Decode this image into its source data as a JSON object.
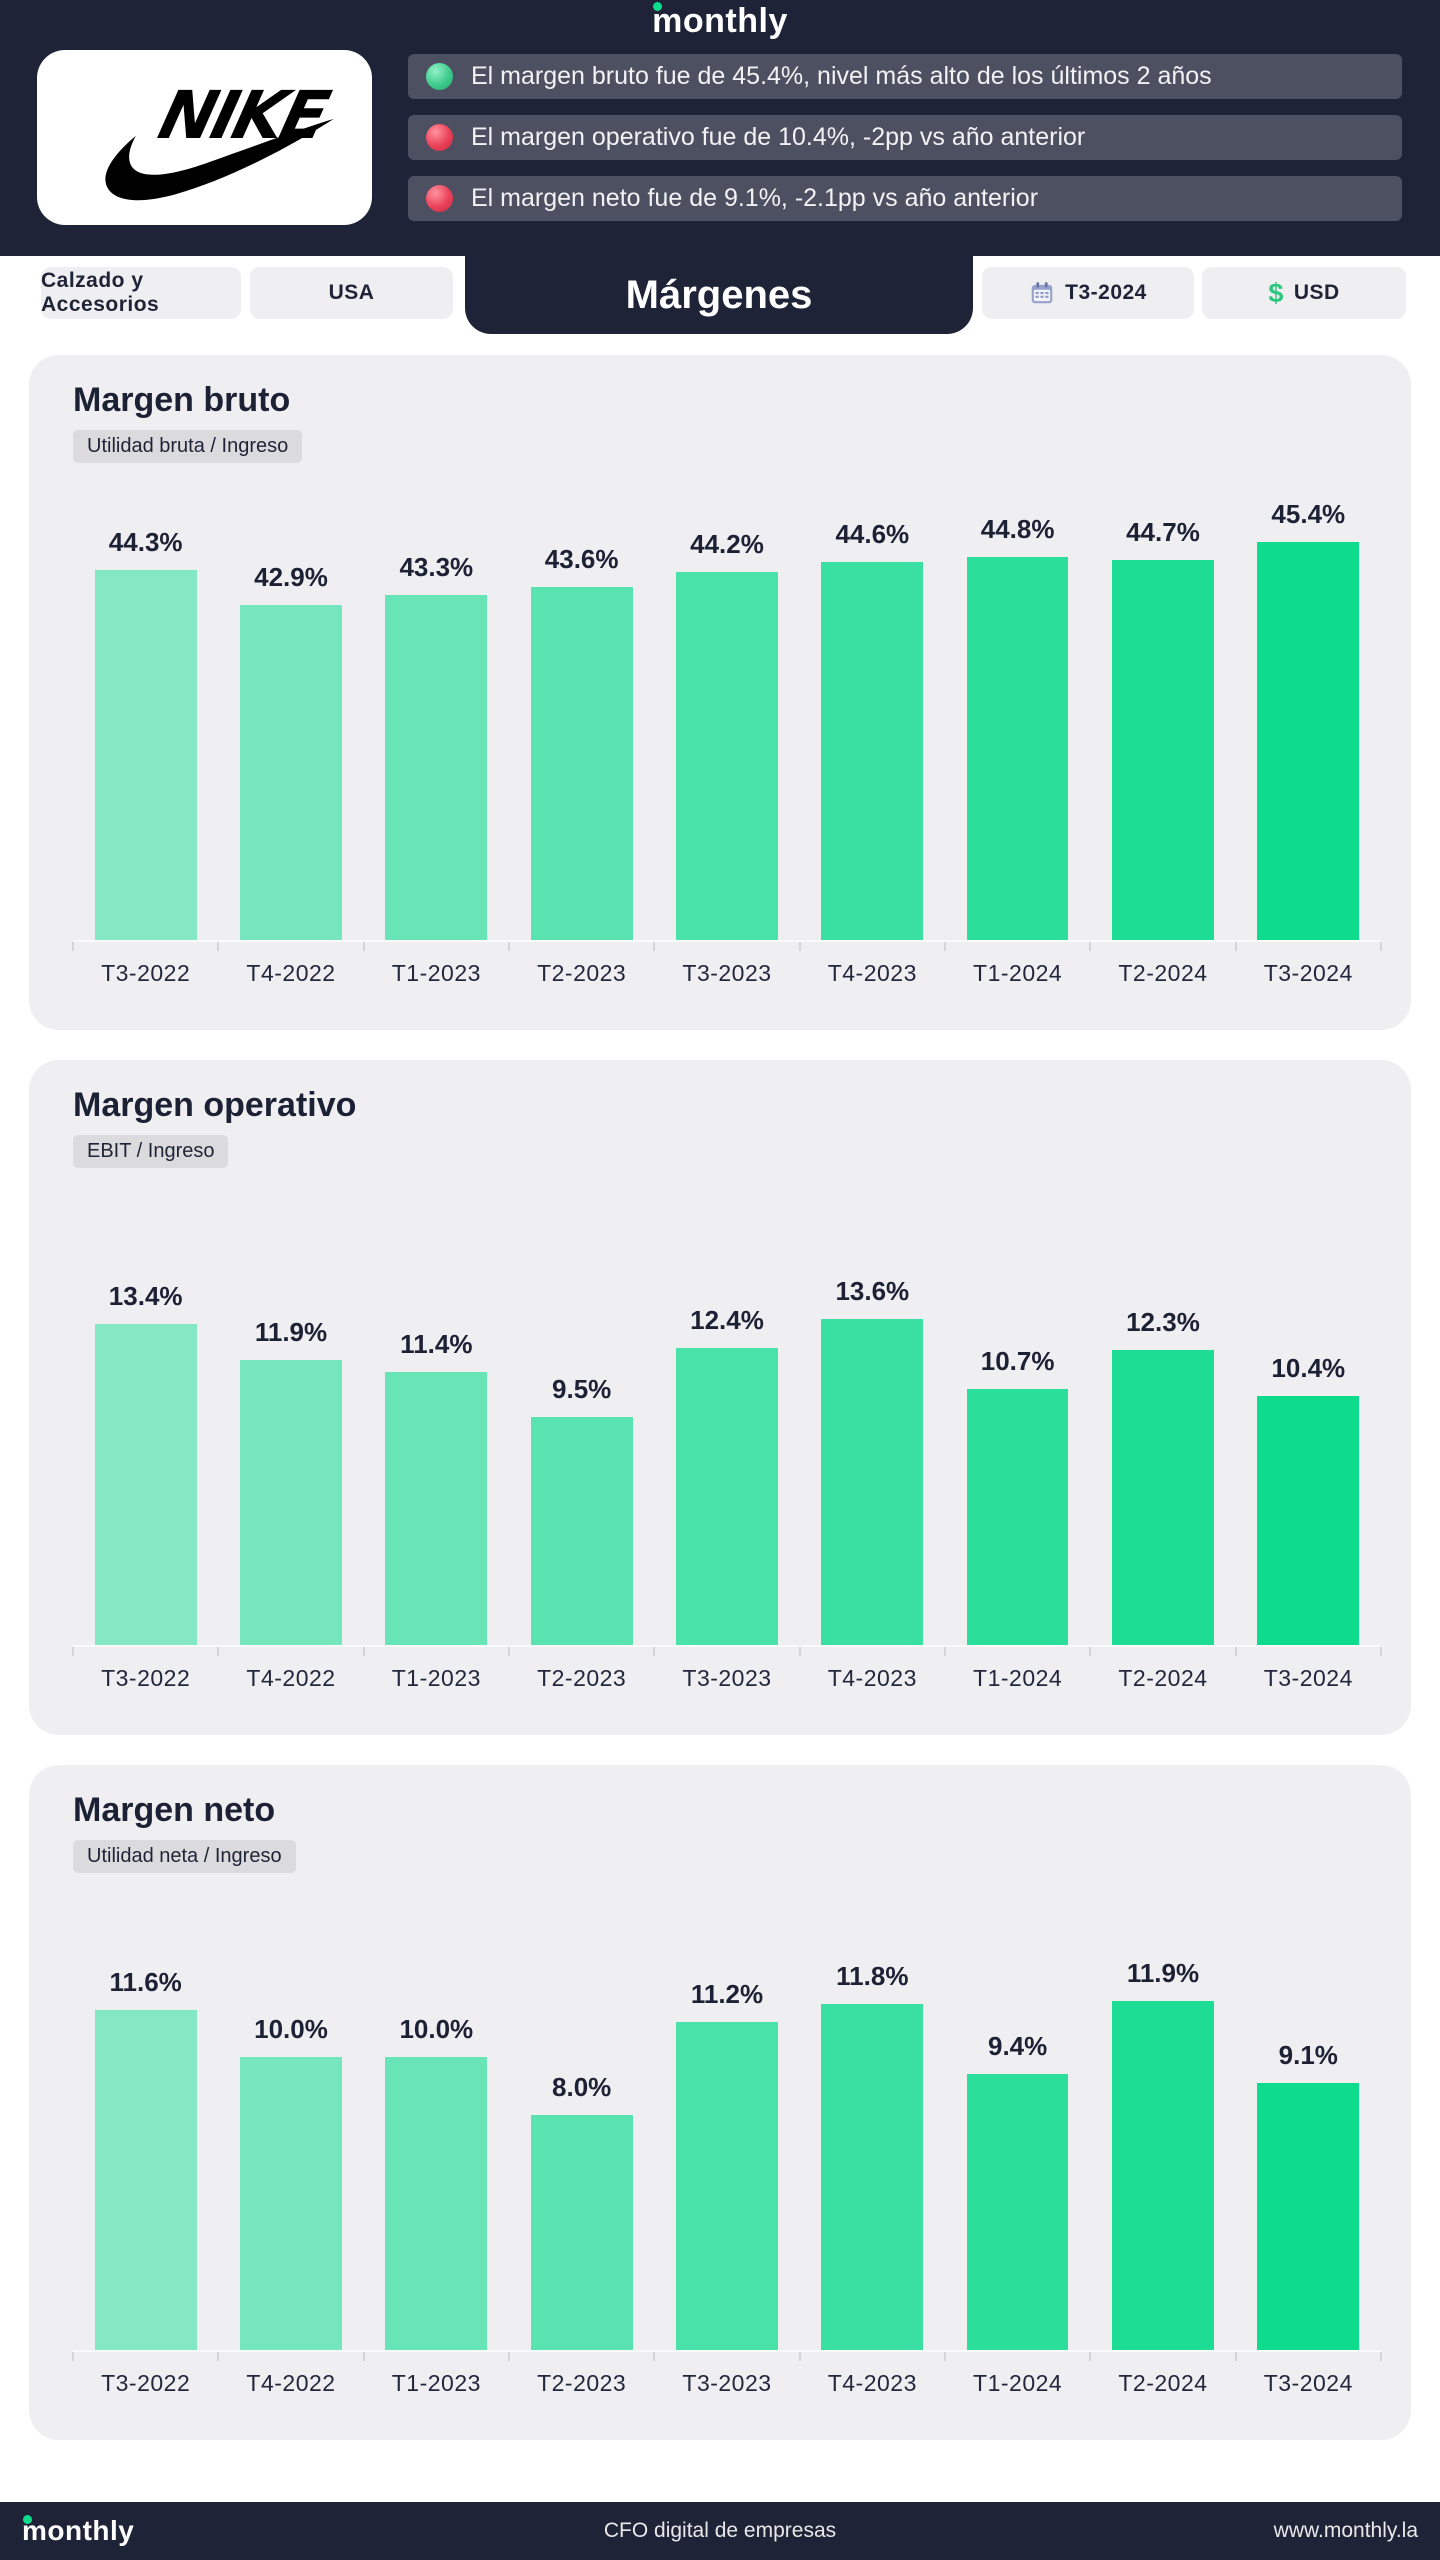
{
  "app": {
    "brand": "monthly",
    "tagline": "CFO digital de empresas",
    "website": "www.monthly.la"
  },
  "company": {
    "name": "NIKE",
    "logo": "nike-swoosh-logo"
  },
  "header": {
    "highlights": [
      {
        "icon": "green-circle",
        "text": "El margen bruto fue de 45.4%, nivel más alto de los últimos 2 años"
      },
      {
        "icon": "red-circle",
        "text": "El margen operativo fue de 10.4%, -2pp vs año anterior"
      },
      {
        "icon": "red-circle",
        "text": "El margen neto fue de 9.1%, -2.1pp vs año anterior"
      }
    ]
  },
  "filters": {
    "category": "Calzado y Accesorios",
    "region": "USA",
    "active_tab": "Márgenes",
    "period": "T3-2024",
    "period_icon": "calendar-icon",
    "currency": "USD",
    "currency_icon": "dollar-icon"
  },
  "colors": {
    "dark_navy": "#1F2337",
    "page_bg": "#FFFFFF",
    "card_bg": "#EFEFF1",
    "pill_bg": "#EFEFF1",
    "badge_bg": "#DBDBDE",
    "bullet_bg": "#4C5061",
    "text_dark": "#1D2135",
    "accent_green": "#0EDC8C",
    "status_green": "#3ECB8C",
    "status_red": "#E94057",
    "axis_line": "#FAFAFB",
    "axis_tick": "#D4D4D9",
    "bar_gradient": [
      "#85E8C5",
      "#76E6BE",
      "#67E5B7",
      "#58E3B0",
      "#49E2A9",
      "#3AE0A1",
      "#2BDF9A",
      "#1CDD93",
      "#0EDC8C"
    ]
  },
  "chart_data": [
    {
      "type": "bar",
      "title": "Margen bruto",
      "formula": "Utilidad bruta / Ingreso",
      "unit": "%",
      "categories": [
        "T3-2022",
        "T4-2022",
        "T1-2023",
        "T2-2023",
        "T3-2023",
        "T4-2023",
        "T1-2024",
        "T2-2024",
        "T3-2024"
      ],
      "values": [
        44.3,
        42.9,
        43.3,
        43.6,
        44.2,
        44.6,
        44.8,
        44.7,
        45.4
      ],
      "labels": [
        "44.3%",
        "42.9%",
        "43.3%",
        "43.6%",
        "44.2%",
        "44.6%",
        "44.8%",
        "44.7%",
        "45.4%"
      ],
      "ylim": [
        29.5,
        45.4
      ],
      "grid": false,
      "value_labels": "above-bars",
      "legend": "none"
    },
    {
      "type": "bar",
      "title": "Margen operativo",
      "formula": "EBIT / Ingreso",
      "unit": "%",
      "categories": [
        "T3-2022",
        "T4-2022",
        "T1-2023",
        "T2-2023",
        "T3-2023",
        "T4-2023",
        "T1-2024",
        "T2-2024",
        "T3-2024"
      ],
      "values": [
        13.4,
        11.9,
        11.4,
        9.5,
        12.4,
        13.6,
        10.7,
        12.3,
        10.4
      ],
      "labels": [
        "13.4%",
        "11.9%",
        "11.4%",
        "9.5%",
        "12.4%",
        "13.6%",
        "10.7%",
        "12.3%",
        "10.4%"
      ],
      "ylim": [
        0,
        13.6
      ],
      "grid": false,
      "value_labels": "above-bars",
      "legend": "none"
    },
    {
      "type": "bar",
      "title": "Margen neto",
      "formula": "Utilidad neta / Ingreso",
      "unit": "%",
      "categories": [
        "T3-2022",
        "T4-2022",
        "T1-2023",
        "T2-2023",
        "T3-2023",
        "T4-2023",
        "T1-2024",
        "T2-2024",
        "T3-2024"
      ],
      "values": [
        11.6,
        10.0,
        10.0,
        8.0,
        11.2,
        11.8,
        9.4,
        11.9,
        9.1
      ],
      "labels": [
        "11.6%",
        "10.0%",
        "10.0%",
        "8.0%",
        "11.2%",
        "11.8%",
        "9.4%",
        "11.9%",
        "9.1%"
      ],
      "ylim": [
        0,
        11.9
      ],
      "grid": false,
      "value_labels": "above-bars",
      "legend": "none"
    }
  ]
}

§ **Work to complete**
From the material above, output every line exactly as written, dropping any picture.

§ **Response to this exercise**
Decode this image into its source data as a JSON object.
{
  "app": {
    "brand": "monthly",
    "tagline": "CFO digital de empresas",
    "website": "www.monthly.la"
  },
  "company": {
    "name": "NIKE",
    "logo": "nike-swoosh-logo"
  },
  "header": {
    "highlights": [
      {
        "icon": "green-circle",
        "text": "El margen bruto fue de 45.4%, nivel más alto de los últimos 2 años"
      },
      {
        "icon": "red-circle",
        "text": "El margen operativo fue de 10.4%, -2pp vs año anterior"
      },
      {
        "icon": "red-circle",
        "text": "El margen neto fue de 9.1%, -2.1pp vs año anterior"
      }
    ]
  },
  "filters": {
    "category": "Calzado y Accesorios",
    "region": "USA",
    "active_tab": "Márgenes",
    "period": "T3-2024",
    "period_icon": "calendar-icon",
    "currency": "USD",
    "currency_icon": "dollar-icon"
  },
  "colors": {
    "dark_navy": "#1F2337",
    "page_bg": "#FFFFFF",
    "card_bg": "#EFEFF1",
    "pill_bg": "#EFEFF1",
    "badge_bg": "#DBDBDE",
    "bullet_bg": "#4C5061",
    "text_dark": "#1D2135",
    "accent_green": "#0EDC8C",
    "status_green": "#3ECB8C",
    "status_red": "#E94057",
    "axis_line": "#FAFAFB",
    "axis_tick": "#D4D4D9",
    "bar_gradient": [
      "#85E8C5",
      "#76E6BE",
      "#67E5B7",
      "#58E3B0",
      "#49E2A9",
      "#3AE0A1",
      "#2BDF9A",
      "#1CDD93",
      "#0EDC8C"
    ]
  },
  "chart_data": [
    {
      "type": "bar",
      "title": "Margen bruto",
      "formula": "Utilidad bruta / Ingreso",
      "unit": "%",
      "categories": [
        "T3-2022",
        "T4-2022",
        "T1-2023",
        "T2-2023",
        "T3-2023",
        "T4-2023",
        "T1-2024",
        "T2-2024",
        "T3-2024"
      ],
      "values": [
        44.3,
        42.9,
        43.3,
        43.6,
        44.2,
        44.6,
        44.8,
        44.7,
        45.4
      ],
      "labels": [
        "44.3%",
        "42.9%",
        "43.3%",
        "43.6%",
        "44.2%",
        "44.6%",
        "44.8%",
        "44.7%",
        "45.4%"
      ],
      "ylim": [
        29.5,
        45.4
      ],
      "grid": false,
      "value_labels": "above-bars",
      "legend": "none"
    },
    {
      "type": "bar",
      "title": "Margen operativo",
      "formula": "EBIT / Ingreso",
      "unit": "%",
      "categories": [
        "T3-2022",
        "T4-2022",
        "T1-2023",
        "T2-2023",
        "T3-2023",
        "T4-2023",
        "T1-2024",
        "T2-2024",
        "T3-2024"
      ],
      "values": [
        13.4,
        11.9,
        11.4,
        9.5,
        12.4,
        13.6,
        10.7,
        12.3,
        10.4
      ],
      "labels": [
        "13.4%",
        "11.9%",
        "11.4%",
        "9.5%",
        "12.4%",
        "13.6%",
        "10.7%",
        "12.3%",
        "10.4%"
      ],
      "ylim": [
        0,
        13.6
      ],
      "grid": false,
      "value_labels": "above-bars",
      "legend": "none"
    },
    {
      "type": "bar",
      "title": "Margen neto",
      "formula": "Utilidad neta / Ingreso",
      "unit": "%",
      "categories": [
        "T3-2022",
        "T4-2022",
        "T1-2023",
        "T2-2023",
        "T3-2023",
        "T4-2023",
        "T1-2024",
        "T2-2024",
        "T3-2024"
      ],
      "values": [
        11.6,
        10.0,
        10.0,
        8.0,
        11.2,
        11.8,
        9.4,
        11.9,
        9.1
      ],
      "labels": [
        "11.6%",
        "10.0%",
        "10.0%",
        "8.0%",
        "11.2%",
        "11.8%",
        "9.4%",
        "11.9%",
        "9.1%"
      ],
      "ylim": [
        0,
        11.9
      ],
      "grid": false,
      "value_labels": "above-bars",
      "legend": "none"
    }
  ]
}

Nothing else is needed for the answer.